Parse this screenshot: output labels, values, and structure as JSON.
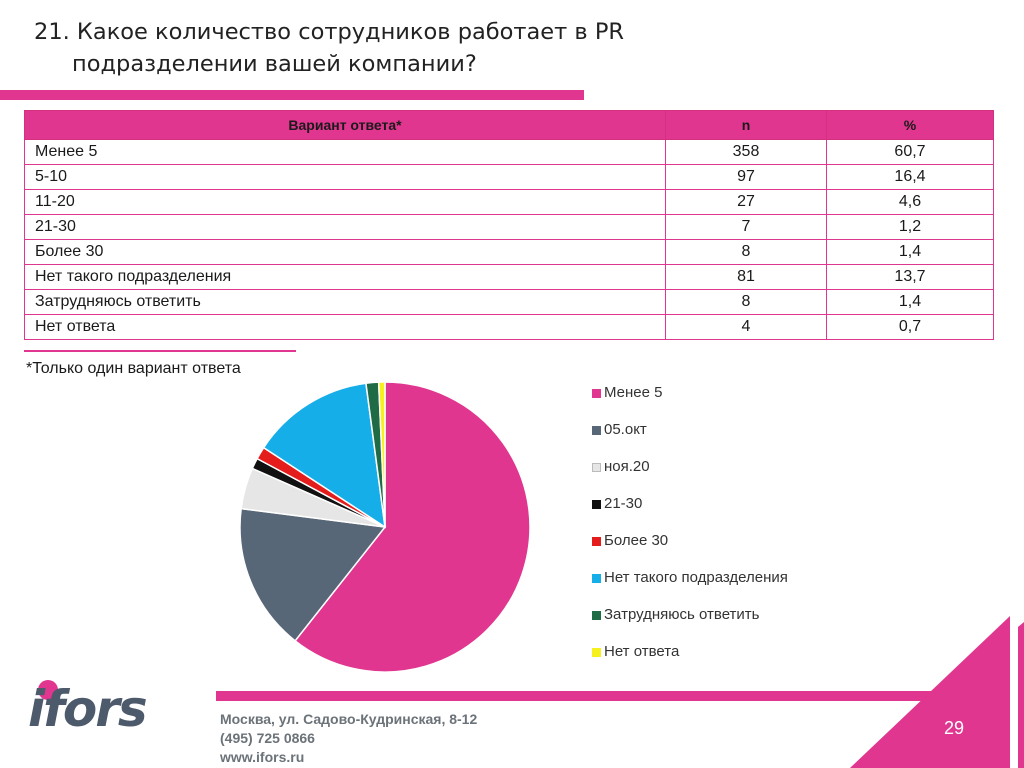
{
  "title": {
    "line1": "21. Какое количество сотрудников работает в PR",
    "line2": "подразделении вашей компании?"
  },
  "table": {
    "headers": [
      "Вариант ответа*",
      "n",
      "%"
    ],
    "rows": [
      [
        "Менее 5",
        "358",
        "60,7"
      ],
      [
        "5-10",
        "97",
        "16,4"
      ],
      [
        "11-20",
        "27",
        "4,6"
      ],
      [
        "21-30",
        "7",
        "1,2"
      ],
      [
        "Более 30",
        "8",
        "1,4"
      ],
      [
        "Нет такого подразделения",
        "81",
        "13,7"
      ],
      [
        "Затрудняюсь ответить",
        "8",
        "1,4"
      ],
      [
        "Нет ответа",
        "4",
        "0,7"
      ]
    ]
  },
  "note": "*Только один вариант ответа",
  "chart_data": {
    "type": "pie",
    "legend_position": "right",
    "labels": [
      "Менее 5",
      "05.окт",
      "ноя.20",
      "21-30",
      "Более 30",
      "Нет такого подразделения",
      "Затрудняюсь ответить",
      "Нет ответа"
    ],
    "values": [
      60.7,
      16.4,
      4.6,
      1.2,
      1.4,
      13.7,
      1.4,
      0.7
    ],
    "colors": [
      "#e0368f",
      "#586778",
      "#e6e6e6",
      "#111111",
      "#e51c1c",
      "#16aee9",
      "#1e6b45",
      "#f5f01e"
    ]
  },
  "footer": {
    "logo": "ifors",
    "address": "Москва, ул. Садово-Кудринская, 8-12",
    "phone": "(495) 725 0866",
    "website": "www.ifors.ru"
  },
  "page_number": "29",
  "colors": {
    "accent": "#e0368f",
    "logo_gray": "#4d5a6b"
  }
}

:: Requirement ::
Skip every picture and transcribe the data above exactly.

:: Solution to this exercise ::
Parse this screenshot: output labels, values, and structure as JSON.
{
  "title": {
    "line1": "21. Какое количество сотрудников работает в PR",
    "line2": "подразделении вашей компании?"
  },
  "table": {
    "headers": [
      "Вариант ответа*",
      "n",
      "%"
    ],
    "rows": [
      [
        "Менее 5",
        "358",
        "60,7"
      ],
      [
        "5-10",
        "97",
        "16,4"
      ],
      [
        "11-20",
        "27",
        "4,6"
      ],
      [
        "21-30",
        "7",
        "1,2"
      ],
      [
        "Более 30",
        "8",
        "1,4"
      ],
      [
        "Нет такого подразделения",
        "81",
        "13,7"
      ],
      [
        "Затрудняюсь ответить",
        "8",
        "1,4"
      ],
      [
        "Нет ответа",
        "4",
        "0,7"
      ]
    ]
  },
  "note": "*Только один вариант ответа",
  "chart_data": {
    "type": "pie",
    "legend_position": "right",
    "labels": [
      "Менее 5",
      "05.окт",
      "ноя.20",
      "21-30",
      "Более 30",
      "Нет такого подразделения",
      "Затрудняюсь ответить",
      "Нет ответа"
    ],
    "values": [
      60.7,
      16.4,
      4.6,
      1.2,
      1.4,
      13.7,
      1.4,
      0.7
    ],
    "colors": [
      "#e0368f",
      "#586778",
      "#e6e6e6",
      "#111111",
      "#e51c1c",
      "#16aee9",
      "#1e6b45",
      "#f5f01e"
    ]
  },
  "footer": {
    "logo": "ifors",
    "address": "Москва, ул. Садово-Кудринская, 8-12",
    "phone": "(495) 725 0866",
    "website": "www.ifors.ru"
  },
  "page_number": "29",
  "colors": {
    "accent": "#e0368f",
    "logo_gray": "#4d5a6b"
  }
}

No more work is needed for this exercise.